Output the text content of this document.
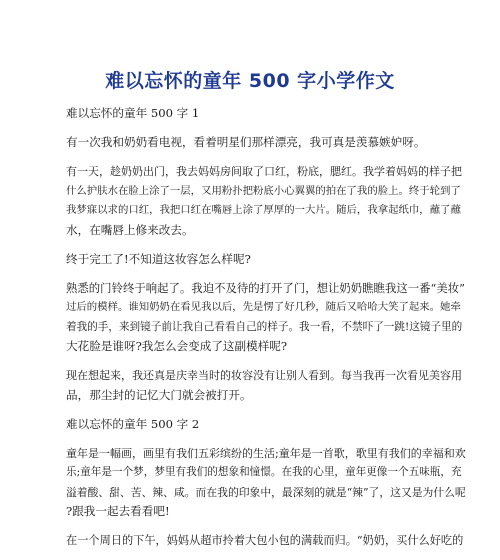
难以忘怀的童年 500 字小学作文
难以忘怀的童年 500 字 1
有一次我和奶奶看电视，看着明星们那样漂亮，我可真是羡慕嫉妒呀。
有一天，趁奶奶出门，我去妈妈房间取了口红，粉底，腮红。我学着妈妈的样子把
什么护肤水在脸上涂了一层，又用粉扑把粉底小心翼翼的拍在了我的脸上。终于轮到了
我梦寐以求的口红，我把口红在嘴唇上涂了厚厚的一大片。随后，我拿起纸巾，蘸了蘸
水，在嘴唇上修来改去。
终于完工了!不知道这妆容怎么样呢?
熟悉的门铃终于响起了。我迫不及待的打开了门，想让奶奶瞧瞧我这一番“美妆”
过后的模样。谁知奶奶在看见我以后，先是愣了好几秒，随后又哈哈大笑了起来。她牵
着我的手，来到镜子前让我自己看看自己的样子。我一看，不禁吓了一跳!这镜子里的
大花脸是谁呀?我怎么会变成了这副模样呢?
现在想起来，我还真是庆幸当时的妆容没有让别人看到。每当我再一次看见美容用
品，那尘封的记忆大门就会被打开。
难以忘怀的童年 500 字 2
童年是一幅画，画里有我们五彩缤纷的生活;童年是一首歌，歌里有我们的幸福和欢
乐;童年是一个梦，梦里有我们的想象和憧憬。在我的心里，童年更像一个五味瓶，充
溢着酸、甜、苦、辣、咸。而在我的印象中，最深刻的就是“辣”了，这又是为什么呢
?跟我一起去看看吧!
在一个周日的下午，妈妈从超市拎着大包小包的满载而归。“奶奶，买什么好吃的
☆ ☆ ☆
◆ **WORK TO DO**
Repeat the records above exactly, leaving out the pictures.

◆ **REPLY TO THE EXERCISE**
Output the text content of this document.
难以忘怀的童年 500 字小学作文
难以忘怀的童年 500 字 1
有一次我和奶奶看电视，看着明星们那样漂亮，我可真是羡慕嫉妒呀。
有一天，趁奶奶出门，我去妈妈房间取了口红，粉底，腮红。我学着妈妈的样子把
什么护肤水在脸上涂了一层，又用粉扑把粉底小心翼翼的拍在了我的脸上。终于轮到了
我梦寐以求的口红，我把口红在嘴唇上涂了厚厚的一大片。随后，我拿起纸巾，蘸了蘸
水，在嘴唇上修来改去。
终于完工了!不知道这妆容怎么样呢?
熟悉的门铃终于响起了。我迫不及待的打开了门，想让奶奶瞧瞧我这一番“美妆”
过后的模样。谁知奶奶在看见我以后，先是愣了好几秒，随后又哈哈大笑了起来。她牵
着我的手，来到镜子前让我自己看看自己的样子。我一看，不禁吓了一跳!这镜子里的
大花脸是谁呀?我怎么会变成了这副模样呢?
现在想起来，我还真是庆幸当时的妆容没有让别人看到。每当我再一次看见美容用
品，那尘封的记忆大门就会被打开。
难以忘怀的童年 500 字 2
童年是一幅画，画里有我们五彩缤纷的生活;童年是一首歌，歌里有我们的幸福和欢
乐;童年是一个梦，梦里有我们的想象和憧憬。在我的心里，童年更像一个五味瓶，充
溢着酸、甜、苦、辣、咸。而在我的印象中，最深刻的就是“辣”了，这又是为什么呢
?跟我一起去看看吧!
在一个周日的下午，妈妈从超市拎着大包小包的满载而归。“奶奶，买什么好吃的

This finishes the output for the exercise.